TASK GOAL:
Reproduce, word for word, the stretch of the records from the line containing "Patent image size: (1109, 974)." through the line containing "The top side 70 is at (460, 263).", including both of those lines.

Records taken from a data source:
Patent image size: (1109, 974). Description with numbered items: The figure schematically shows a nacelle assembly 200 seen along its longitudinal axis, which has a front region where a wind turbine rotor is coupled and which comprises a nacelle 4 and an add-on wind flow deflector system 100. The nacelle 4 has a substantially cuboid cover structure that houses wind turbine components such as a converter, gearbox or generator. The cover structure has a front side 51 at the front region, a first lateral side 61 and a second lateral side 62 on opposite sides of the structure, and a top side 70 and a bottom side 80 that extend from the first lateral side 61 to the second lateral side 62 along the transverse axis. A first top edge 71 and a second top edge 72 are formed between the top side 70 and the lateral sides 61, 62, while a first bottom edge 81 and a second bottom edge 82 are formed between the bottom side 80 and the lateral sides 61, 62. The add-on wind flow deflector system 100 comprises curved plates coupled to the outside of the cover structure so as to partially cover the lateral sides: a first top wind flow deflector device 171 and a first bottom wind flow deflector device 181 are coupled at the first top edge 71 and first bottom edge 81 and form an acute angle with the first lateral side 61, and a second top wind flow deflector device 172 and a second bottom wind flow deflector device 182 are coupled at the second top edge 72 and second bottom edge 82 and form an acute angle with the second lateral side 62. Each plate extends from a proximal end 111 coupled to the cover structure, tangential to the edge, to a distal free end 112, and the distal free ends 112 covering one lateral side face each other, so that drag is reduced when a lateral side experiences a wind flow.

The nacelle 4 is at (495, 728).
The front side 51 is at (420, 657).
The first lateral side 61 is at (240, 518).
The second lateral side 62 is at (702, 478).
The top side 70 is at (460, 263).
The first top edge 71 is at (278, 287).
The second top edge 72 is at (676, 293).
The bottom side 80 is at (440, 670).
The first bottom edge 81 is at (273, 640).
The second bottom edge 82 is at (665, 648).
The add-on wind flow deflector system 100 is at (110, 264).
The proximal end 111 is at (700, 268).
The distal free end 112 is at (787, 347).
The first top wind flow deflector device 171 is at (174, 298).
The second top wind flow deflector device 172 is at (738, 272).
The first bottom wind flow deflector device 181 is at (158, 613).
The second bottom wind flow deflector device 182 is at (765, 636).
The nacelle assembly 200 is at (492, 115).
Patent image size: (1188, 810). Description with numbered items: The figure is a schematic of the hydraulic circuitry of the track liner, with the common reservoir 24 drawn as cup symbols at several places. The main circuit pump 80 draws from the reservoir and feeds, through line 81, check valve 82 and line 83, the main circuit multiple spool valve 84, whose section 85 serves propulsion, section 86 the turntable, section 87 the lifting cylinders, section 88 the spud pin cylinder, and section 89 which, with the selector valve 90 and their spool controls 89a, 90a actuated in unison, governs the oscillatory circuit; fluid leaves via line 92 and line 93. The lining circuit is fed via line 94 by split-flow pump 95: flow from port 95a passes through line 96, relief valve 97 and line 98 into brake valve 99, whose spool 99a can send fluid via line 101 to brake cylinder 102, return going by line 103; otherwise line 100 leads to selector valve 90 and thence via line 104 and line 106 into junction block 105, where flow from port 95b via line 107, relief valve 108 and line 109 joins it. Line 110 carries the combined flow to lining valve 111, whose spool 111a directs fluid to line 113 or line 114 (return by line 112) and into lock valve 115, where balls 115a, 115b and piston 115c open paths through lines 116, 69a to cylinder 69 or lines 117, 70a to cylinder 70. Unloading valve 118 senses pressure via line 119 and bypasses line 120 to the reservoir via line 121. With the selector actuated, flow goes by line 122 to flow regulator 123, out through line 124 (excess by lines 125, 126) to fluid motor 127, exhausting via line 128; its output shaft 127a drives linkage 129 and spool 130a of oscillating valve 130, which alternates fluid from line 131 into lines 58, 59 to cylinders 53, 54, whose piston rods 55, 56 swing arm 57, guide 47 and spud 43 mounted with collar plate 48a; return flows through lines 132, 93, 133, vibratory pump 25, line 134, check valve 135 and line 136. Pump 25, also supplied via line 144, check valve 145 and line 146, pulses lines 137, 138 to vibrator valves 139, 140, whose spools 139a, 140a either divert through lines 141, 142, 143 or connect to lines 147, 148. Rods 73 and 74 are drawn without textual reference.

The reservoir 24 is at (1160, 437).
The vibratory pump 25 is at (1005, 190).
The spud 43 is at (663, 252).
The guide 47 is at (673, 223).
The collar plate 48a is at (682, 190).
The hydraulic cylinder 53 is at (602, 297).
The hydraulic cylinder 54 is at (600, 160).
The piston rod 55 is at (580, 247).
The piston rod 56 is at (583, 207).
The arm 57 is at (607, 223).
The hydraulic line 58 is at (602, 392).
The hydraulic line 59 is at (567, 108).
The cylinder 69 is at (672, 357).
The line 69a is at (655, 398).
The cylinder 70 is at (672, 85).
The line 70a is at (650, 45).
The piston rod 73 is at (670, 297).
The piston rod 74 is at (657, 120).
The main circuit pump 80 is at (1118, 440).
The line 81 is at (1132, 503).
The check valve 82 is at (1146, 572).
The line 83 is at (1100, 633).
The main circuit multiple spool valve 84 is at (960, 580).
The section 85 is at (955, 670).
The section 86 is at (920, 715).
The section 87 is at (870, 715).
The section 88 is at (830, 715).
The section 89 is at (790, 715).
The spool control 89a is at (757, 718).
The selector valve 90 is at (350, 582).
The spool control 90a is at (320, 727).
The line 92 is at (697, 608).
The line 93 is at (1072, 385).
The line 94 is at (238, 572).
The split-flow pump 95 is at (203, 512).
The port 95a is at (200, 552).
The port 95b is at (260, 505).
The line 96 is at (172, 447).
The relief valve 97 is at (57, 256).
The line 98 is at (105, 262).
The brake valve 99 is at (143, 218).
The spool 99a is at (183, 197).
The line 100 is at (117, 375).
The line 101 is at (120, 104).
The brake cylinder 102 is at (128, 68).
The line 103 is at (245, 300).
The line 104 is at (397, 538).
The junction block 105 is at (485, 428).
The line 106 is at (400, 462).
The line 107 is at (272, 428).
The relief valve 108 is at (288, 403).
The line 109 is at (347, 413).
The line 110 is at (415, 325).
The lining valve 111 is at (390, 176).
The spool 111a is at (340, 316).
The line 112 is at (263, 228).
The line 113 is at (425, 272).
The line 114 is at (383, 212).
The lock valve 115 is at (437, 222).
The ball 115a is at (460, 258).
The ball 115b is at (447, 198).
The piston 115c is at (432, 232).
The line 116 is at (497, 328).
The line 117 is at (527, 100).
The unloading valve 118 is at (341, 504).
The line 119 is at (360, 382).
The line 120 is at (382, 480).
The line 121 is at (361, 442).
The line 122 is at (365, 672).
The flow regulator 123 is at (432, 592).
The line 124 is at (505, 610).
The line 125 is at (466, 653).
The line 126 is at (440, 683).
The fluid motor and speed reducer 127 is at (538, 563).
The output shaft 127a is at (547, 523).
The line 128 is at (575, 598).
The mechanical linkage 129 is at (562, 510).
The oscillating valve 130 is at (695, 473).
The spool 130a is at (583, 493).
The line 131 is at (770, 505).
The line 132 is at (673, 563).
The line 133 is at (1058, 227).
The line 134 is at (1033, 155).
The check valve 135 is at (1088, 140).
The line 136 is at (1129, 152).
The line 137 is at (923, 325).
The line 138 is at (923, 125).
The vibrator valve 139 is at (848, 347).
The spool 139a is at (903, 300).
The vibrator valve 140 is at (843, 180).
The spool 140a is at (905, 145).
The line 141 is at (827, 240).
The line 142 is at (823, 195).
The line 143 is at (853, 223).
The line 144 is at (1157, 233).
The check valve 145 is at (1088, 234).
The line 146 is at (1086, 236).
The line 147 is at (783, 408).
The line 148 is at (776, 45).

==

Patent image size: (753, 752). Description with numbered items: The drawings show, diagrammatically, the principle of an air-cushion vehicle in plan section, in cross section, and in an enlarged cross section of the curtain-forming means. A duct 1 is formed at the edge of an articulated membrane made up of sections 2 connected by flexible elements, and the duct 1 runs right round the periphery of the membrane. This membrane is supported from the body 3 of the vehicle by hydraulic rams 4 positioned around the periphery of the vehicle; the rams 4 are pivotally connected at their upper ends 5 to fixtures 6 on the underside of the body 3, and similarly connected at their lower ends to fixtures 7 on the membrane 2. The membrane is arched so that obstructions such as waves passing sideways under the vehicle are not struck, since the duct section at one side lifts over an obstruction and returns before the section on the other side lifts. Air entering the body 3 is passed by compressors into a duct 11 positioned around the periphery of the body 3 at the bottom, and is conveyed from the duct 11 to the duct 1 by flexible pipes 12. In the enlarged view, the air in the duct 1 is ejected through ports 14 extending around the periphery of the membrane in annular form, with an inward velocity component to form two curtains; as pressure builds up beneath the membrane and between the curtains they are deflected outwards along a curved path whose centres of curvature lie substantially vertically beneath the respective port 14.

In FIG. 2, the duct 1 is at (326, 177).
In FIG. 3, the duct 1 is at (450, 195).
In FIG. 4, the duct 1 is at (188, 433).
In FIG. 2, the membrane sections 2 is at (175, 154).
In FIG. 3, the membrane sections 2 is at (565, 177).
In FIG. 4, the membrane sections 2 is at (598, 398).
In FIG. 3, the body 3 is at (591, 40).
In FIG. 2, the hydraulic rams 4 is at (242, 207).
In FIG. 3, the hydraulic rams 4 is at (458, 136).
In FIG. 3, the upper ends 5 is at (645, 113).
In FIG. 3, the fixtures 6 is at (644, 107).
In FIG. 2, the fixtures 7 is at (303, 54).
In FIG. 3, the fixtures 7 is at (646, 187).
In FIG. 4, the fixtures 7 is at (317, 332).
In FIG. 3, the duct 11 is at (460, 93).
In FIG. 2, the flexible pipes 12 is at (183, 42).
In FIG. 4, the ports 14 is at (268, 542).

...

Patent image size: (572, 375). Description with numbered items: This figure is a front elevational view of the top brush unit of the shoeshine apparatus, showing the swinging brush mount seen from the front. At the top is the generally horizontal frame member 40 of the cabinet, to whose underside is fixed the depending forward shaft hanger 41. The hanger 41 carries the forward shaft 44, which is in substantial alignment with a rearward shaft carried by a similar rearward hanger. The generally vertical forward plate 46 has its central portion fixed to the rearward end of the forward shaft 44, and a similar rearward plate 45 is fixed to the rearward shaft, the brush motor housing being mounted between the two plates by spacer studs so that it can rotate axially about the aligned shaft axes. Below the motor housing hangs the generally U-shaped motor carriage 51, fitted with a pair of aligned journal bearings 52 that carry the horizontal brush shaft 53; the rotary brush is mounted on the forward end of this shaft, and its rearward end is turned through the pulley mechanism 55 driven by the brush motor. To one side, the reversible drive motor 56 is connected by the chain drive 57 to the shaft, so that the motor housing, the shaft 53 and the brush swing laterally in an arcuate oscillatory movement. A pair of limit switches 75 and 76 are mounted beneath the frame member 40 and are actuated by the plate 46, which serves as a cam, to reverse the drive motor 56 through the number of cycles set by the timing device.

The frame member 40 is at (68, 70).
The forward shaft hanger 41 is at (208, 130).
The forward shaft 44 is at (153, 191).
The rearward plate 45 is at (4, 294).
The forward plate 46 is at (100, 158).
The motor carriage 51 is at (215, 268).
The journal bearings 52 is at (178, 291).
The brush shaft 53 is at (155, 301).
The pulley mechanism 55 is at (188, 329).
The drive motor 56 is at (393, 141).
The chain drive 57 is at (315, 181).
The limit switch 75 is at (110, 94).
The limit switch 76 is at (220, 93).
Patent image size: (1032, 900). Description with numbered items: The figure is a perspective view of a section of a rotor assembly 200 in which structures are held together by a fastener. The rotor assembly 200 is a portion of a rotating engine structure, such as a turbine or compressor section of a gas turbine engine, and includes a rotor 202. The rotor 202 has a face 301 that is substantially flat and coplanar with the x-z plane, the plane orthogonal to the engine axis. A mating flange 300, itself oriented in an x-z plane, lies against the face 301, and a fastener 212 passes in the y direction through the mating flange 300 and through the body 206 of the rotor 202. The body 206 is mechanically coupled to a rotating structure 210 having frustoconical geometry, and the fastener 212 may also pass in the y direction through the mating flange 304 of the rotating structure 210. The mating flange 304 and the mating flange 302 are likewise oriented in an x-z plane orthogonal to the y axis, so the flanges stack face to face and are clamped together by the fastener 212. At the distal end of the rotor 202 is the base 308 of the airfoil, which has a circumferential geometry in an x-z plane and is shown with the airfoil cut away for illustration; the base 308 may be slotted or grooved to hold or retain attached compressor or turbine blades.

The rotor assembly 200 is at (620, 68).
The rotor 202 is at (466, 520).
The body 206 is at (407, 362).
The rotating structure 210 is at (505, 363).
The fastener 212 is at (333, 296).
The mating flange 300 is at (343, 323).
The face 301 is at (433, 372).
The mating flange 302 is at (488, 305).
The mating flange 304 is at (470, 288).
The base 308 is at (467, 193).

RESPONSE:
Patent image size: (1109, 974). Description with numbered items: The figure schematically shows a nacelle assembly 200 seen along its longitudinal axis, which has a front region where a wind turbine rotor is coupled and which comprises a nacelle 4 and an add-on wind flow deflector system 100. The nacelle 4 has a substantially cuboid cover structure that houses wind turbine components such as a converter, gearbox or generator. The cover structure has a front side 51 at the front region, a first lateral side 61 and a second lateral side 62 on opposite sides of the structure, and a top side 70 and a bottom side 80 that extend from the first lateral side 61 to the second lateral side 62 along the transverse axis. A first top edge 71 and a second top edge 72 are formed between the top side 70 and the lateral sides 61, 62, while a first bottom edge 81 and a second bottom edge 82 are formed between the bottom side 80 and the lateral sides 61, 62. The add-on wind flow deflector system 100 comprises curved plates coupled to the outside of the cover structure so as to partially cover the lateral sides: a first top wind flow deflector device 171 and a first bottom wind flow deflector device 181 are coupled at the first top edge 71 and first bottom edge 81 and form an acute angle with the first lateral side 61, and a second top wind flow deflector device 172 and a second bottom wind flow deflector device 182 are coupled at the second top edge 72 and second bottom edge 82 and form an acute angle with the second lateral side 62. Each plate extends from a proximal end 111 coupled to the cover structure, tangential to the edge, to a distal free end 112, and the distal free ends 112 covering one lateral side face each other, so that drag is reduced when a lateral side experiences a wind flow.

The nacelle 4 is at (495, 728).
The front side 51 is at (420, 657).
The first lateral side 61 is at (240, 518).
The second lateral side 62 is at (702, 478).
The top side 70 is at (460, 263).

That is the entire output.